Exercise prompt: Copy every line of the data that contains the string "pixels".

— START OF Listed records —

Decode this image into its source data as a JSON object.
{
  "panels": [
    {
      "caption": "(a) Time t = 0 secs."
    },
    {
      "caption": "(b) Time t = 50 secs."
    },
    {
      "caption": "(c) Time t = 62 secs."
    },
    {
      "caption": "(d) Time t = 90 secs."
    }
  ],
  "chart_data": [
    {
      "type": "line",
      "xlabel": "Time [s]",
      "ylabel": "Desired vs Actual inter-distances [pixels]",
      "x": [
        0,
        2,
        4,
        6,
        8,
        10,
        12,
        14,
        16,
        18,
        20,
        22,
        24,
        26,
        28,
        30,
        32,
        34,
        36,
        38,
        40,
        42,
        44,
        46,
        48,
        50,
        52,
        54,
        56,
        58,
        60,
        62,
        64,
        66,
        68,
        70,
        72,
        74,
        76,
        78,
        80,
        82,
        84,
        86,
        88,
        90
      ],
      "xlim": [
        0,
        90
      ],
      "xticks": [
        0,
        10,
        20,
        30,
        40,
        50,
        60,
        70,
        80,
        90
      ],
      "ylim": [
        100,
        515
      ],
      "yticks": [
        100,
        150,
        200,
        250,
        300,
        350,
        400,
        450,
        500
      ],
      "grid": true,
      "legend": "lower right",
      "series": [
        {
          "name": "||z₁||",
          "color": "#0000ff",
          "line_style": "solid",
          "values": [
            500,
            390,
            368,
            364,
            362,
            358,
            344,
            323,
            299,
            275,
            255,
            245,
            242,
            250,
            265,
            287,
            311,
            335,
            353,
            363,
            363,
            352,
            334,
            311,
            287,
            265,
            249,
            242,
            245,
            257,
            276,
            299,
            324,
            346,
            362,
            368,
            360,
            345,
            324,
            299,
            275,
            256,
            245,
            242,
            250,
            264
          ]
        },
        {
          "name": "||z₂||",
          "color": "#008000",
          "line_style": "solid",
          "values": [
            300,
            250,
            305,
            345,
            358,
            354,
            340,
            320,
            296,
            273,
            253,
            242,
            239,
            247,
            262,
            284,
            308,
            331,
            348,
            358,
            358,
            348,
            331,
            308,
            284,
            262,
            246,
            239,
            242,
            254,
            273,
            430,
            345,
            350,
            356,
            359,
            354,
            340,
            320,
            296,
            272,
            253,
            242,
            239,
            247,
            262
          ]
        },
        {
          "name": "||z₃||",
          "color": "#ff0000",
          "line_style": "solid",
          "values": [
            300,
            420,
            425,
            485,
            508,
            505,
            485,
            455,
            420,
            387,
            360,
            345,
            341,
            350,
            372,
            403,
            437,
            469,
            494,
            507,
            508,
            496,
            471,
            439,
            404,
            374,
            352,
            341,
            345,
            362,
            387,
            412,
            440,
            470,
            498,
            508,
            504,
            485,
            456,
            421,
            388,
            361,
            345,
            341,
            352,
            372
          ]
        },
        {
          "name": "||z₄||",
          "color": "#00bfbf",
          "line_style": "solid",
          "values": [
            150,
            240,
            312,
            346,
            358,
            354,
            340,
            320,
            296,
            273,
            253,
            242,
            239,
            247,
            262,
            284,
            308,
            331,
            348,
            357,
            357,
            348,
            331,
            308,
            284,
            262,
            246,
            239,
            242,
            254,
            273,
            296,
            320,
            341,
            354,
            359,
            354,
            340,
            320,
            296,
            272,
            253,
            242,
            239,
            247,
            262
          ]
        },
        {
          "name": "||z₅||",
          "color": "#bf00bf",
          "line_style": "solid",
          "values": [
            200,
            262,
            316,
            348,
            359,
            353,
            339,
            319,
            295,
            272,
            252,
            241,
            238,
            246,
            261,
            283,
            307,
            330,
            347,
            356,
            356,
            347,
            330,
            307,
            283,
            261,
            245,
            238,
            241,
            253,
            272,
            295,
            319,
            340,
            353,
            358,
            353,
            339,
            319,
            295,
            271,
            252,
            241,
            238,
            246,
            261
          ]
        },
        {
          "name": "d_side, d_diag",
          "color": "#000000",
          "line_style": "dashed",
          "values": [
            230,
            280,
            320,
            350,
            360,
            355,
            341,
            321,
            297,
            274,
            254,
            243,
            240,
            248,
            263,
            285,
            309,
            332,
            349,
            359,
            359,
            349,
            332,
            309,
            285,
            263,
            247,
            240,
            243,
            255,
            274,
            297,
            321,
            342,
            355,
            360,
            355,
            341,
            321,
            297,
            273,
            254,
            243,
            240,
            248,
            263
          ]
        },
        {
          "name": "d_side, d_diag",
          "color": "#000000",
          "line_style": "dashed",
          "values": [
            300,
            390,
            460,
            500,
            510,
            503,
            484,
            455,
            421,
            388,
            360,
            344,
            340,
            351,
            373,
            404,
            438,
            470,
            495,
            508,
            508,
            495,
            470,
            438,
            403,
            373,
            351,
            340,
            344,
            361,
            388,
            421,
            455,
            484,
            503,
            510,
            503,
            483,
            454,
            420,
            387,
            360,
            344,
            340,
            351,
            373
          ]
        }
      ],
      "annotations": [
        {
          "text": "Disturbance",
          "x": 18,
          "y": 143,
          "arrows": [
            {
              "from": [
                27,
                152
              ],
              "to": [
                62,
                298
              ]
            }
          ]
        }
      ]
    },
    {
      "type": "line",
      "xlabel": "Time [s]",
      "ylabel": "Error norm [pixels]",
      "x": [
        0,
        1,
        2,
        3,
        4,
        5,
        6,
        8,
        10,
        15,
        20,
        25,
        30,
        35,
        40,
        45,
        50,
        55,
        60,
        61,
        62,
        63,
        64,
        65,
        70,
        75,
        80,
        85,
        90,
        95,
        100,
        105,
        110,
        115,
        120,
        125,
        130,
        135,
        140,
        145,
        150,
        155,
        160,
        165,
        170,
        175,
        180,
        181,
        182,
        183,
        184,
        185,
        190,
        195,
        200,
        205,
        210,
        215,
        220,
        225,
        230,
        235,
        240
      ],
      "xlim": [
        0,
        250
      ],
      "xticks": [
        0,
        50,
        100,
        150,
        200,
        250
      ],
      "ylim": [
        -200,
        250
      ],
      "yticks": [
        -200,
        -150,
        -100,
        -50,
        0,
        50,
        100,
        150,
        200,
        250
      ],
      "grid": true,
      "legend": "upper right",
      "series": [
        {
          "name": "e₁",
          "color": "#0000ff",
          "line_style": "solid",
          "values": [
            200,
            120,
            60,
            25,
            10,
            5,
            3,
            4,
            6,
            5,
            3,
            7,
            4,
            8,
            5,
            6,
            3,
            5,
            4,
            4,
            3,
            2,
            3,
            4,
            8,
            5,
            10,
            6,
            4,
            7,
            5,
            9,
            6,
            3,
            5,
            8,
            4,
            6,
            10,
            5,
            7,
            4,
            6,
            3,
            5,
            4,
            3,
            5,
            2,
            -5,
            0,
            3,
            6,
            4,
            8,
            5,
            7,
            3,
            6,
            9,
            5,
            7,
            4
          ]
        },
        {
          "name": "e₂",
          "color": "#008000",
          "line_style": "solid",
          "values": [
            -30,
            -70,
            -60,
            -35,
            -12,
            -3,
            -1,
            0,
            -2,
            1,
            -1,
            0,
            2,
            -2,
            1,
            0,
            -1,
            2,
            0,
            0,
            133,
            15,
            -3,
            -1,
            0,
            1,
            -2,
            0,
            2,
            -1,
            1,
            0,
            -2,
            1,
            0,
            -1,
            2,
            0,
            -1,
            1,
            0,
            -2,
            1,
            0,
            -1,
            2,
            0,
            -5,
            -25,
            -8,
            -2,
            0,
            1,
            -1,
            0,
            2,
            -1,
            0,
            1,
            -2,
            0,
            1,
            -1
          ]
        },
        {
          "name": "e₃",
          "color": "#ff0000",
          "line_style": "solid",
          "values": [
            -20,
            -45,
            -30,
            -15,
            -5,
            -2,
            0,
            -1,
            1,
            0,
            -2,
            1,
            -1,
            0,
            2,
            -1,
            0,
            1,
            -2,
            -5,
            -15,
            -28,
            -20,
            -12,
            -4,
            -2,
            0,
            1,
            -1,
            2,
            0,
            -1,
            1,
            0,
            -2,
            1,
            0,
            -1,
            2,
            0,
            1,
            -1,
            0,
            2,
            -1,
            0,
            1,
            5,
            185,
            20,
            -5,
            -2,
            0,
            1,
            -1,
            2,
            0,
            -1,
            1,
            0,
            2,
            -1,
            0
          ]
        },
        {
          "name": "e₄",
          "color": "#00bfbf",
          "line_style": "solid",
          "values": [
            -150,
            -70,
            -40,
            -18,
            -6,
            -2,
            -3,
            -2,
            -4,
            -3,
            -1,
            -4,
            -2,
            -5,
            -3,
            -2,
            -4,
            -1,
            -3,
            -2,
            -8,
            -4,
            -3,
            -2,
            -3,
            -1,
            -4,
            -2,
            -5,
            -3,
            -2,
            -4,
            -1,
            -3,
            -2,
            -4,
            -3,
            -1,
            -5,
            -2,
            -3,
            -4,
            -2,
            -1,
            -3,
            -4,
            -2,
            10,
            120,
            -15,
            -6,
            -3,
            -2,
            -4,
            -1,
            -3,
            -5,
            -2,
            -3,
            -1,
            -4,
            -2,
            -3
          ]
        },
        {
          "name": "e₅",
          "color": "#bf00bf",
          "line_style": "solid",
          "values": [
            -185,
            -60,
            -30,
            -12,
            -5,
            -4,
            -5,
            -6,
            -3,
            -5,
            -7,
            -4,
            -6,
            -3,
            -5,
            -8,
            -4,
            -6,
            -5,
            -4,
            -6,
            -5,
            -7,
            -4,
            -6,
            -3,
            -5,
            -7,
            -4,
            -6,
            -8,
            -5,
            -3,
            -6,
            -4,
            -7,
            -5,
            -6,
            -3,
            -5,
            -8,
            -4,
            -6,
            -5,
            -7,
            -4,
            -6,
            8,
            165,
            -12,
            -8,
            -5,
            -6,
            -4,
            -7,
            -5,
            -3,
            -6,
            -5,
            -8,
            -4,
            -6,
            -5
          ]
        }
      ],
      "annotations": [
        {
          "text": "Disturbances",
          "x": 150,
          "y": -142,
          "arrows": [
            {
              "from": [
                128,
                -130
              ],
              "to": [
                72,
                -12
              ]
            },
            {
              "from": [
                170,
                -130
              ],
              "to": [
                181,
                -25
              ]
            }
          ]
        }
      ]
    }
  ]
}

— END OF Listed records —

Final result:
      "ylabel": "Desired vs Actual inter-distances [pixels]",
      "ylabel": "Error norm [pixels]",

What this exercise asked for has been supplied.